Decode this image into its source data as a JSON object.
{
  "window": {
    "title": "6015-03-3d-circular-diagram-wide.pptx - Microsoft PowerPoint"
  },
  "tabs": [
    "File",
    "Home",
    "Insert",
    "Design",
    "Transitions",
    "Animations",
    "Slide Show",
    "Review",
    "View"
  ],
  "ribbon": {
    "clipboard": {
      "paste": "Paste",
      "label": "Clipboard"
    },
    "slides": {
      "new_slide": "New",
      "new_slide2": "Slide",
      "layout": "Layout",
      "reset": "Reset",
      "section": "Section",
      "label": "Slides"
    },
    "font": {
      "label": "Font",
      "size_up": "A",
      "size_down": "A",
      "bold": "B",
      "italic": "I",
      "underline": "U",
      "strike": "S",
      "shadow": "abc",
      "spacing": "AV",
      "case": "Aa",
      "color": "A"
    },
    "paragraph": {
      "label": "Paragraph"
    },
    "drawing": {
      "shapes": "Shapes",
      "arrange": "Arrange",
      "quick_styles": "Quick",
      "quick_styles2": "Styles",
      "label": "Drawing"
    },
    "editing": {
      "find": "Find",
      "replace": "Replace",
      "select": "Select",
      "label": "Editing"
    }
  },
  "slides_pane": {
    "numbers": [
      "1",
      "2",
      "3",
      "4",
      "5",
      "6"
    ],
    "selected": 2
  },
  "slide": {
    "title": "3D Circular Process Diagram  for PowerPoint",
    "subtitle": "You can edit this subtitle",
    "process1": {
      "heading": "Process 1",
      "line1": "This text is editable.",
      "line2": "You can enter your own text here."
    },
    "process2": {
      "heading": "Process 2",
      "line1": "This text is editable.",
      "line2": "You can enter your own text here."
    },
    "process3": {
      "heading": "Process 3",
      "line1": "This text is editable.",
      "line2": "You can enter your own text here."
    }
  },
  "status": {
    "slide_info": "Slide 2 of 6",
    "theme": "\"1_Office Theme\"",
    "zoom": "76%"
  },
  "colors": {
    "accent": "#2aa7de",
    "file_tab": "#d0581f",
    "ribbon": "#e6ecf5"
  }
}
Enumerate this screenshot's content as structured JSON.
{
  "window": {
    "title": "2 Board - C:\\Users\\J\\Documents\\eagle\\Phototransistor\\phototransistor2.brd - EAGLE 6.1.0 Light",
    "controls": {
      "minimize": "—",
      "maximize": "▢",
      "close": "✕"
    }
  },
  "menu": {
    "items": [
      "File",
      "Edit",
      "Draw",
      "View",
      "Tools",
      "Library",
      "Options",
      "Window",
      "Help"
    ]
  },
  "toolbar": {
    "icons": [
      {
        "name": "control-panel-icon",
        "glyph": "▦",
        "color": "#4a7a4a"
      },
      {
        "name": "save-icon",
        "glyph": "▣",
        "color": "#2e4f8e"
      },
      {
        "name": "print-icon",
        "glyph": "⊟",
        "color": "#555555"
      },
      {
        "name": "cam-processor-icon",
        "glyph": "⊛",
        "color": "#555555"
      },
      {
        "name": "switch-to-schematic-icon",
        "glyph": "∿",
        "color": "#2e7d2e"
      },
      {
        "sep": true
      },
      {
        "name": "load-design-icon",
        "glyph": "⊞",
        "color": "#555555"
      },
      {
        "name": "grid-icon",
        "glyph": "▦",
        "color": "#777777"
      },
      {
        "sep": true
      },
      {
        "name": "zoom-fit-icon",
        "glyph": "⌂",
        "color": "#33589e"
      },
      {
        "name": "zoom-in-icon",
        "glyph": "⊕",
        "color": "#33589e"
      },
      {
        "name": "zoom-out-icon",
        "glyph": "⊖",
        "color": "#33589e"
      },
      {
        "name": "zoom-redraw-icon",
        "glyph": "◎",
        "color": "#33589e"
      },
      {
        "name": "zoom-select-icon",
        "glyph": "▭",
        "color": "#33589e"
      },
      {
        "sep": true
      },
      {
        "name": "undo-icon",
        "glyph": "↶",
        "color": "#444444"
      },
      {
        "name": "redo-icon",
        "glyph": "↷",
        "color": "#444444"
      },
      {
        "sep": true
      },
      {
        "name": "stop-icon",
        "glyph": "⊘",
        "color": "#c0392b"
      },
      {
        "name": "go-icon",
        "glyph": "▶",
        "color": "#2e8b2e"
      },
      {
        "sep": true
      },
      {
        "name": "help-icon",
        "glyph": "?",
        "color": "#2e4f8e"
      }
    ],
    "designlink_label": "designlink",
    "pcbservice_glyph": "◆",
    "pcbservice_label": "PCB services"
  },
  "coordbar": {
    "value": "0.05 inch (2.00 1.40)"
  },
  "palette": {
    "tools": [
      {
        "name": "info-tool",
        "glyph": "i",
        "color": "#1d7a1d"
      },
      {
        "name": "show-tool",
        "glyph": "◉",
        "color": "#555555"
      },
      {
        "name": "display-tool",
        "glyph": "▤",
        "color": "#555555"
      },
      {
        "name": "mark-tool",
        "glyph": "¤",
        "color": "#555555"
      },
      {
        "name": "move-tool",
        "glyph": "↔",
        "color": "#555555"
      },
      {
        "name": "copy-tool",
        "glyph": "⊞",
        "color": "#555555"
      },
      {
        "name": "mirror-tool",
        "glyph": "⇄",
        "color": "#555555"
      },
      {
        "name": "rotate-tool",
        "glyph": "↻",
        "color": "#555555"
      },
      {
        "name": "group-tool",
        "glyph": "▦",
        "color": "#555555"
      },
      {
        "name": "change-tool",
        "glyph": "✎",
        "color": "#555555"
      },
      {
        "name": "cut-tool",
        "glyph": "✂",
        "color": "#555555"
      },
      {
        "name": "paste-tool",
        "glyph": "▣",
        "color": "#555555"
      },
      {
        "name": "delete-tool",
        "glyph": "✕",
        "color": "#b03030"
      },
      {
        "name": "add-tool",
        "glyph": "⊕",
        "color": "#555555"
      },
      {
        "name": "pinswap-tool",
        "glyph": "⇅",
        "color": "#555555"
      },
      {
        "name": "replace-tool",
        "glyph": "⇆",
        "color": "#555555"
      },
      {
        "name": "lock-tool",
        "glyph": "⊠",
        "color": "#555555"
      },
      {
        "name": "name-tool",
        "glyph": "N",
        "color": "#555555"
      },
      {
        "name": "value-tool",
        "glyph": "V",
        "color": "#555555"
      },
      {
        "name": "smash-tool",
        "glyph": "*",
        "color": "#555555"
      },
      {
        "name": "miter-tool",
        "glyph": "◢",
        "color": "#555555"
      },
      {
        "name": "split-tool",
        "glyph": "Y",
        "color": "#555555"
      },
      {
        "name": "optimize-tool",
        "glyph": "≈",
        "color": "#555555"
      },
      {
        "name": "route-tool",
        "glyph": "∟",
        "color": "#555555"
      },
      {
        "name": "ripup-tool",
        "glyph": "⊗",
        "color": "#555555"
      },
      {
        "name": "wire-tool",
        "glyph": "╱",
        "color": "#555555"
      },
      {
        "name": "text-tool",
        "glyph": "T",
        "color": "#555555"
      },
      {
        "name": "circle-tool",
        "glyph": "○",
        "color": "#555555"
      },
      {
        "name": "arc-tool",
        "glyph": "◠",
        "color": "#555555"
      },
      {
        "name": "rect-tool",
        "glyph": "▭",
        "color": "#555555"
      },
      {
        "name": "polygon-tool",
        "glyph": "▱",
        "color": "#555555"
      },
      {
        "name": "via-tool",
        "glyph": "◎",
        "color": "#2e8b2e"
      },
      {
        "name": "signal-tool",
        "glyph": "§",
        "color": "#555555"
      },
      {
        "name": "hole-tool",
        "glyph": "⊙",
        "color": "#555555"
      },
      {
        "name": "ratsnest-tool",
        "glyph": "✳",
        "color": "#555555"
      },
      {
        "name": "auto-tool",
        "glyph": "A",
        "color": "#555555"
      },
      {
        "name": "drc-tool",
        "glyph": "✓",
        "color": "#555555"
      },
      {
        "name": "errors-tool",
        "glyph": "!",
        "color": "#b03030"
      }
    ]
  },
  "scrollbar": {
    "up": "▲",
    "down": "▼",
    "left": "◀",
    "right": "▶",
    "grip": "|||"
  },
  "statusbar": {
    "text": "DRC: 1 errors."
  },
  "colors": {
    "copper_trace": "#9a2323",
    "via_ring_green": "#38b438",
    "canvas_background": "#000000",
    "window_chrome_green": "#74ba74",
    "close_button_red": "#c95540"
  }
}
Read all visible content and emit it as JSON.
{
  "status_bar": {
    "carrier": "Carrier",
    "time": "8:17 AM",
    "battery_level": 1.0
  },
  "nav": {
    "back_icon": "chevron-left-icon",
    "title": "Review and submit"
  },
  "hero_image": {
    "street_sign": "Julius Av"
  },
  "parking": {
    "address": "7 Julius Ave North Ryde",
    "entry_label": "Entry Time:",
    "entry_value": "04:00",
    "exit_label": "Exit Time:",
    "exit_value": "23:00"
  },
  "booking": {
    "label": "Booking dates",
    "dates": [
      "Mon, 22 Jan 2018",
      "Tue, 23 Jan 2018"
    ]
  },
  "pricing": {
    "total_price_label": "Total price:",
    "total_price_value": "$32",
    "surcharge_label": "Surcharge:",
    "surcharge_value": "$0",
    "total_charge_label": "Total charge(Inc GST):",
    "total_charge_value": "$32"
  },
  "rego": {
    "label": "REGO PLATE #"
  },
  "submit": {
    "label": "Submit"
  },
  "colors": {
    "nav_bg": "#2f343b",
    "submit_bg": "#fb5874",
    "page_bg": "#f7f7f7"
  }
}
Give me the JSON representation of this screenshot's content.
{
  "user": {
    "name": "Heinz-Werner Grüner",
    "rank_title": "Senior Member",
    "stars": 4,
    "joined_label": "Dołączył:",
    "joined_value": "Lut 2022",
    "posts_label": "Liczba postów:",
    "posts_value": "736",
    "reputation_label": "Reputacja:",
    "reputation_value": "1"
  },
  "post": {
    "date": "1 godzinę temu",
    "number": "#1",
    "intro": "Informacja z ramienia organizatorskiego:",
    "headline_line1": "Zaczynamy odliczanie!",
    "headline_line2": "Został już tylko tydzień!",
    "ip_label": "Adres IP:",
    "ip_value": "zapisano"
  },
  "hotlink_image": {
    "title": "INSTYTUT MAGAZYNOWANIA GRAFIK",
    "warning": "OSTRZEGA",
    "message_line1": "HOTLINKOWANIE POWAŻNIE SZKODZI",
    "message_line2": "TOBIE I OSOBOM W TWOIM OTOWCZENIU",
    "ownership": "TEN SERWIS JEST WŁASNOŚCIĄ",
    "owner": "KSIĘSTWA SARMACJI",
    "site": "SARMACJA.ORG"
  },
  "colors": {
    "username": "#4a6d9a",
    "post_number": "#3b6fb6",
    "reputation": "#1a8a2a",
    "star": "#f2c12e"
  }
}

------------------------------------

[WHAT TO WORK ON] Copy each line above that contains the word "Julius".

[OUTPUT FOR THIS EXERCISE]
    "street_sign": "Julius Av"
    "address": "7 Julius Ave North Ryde",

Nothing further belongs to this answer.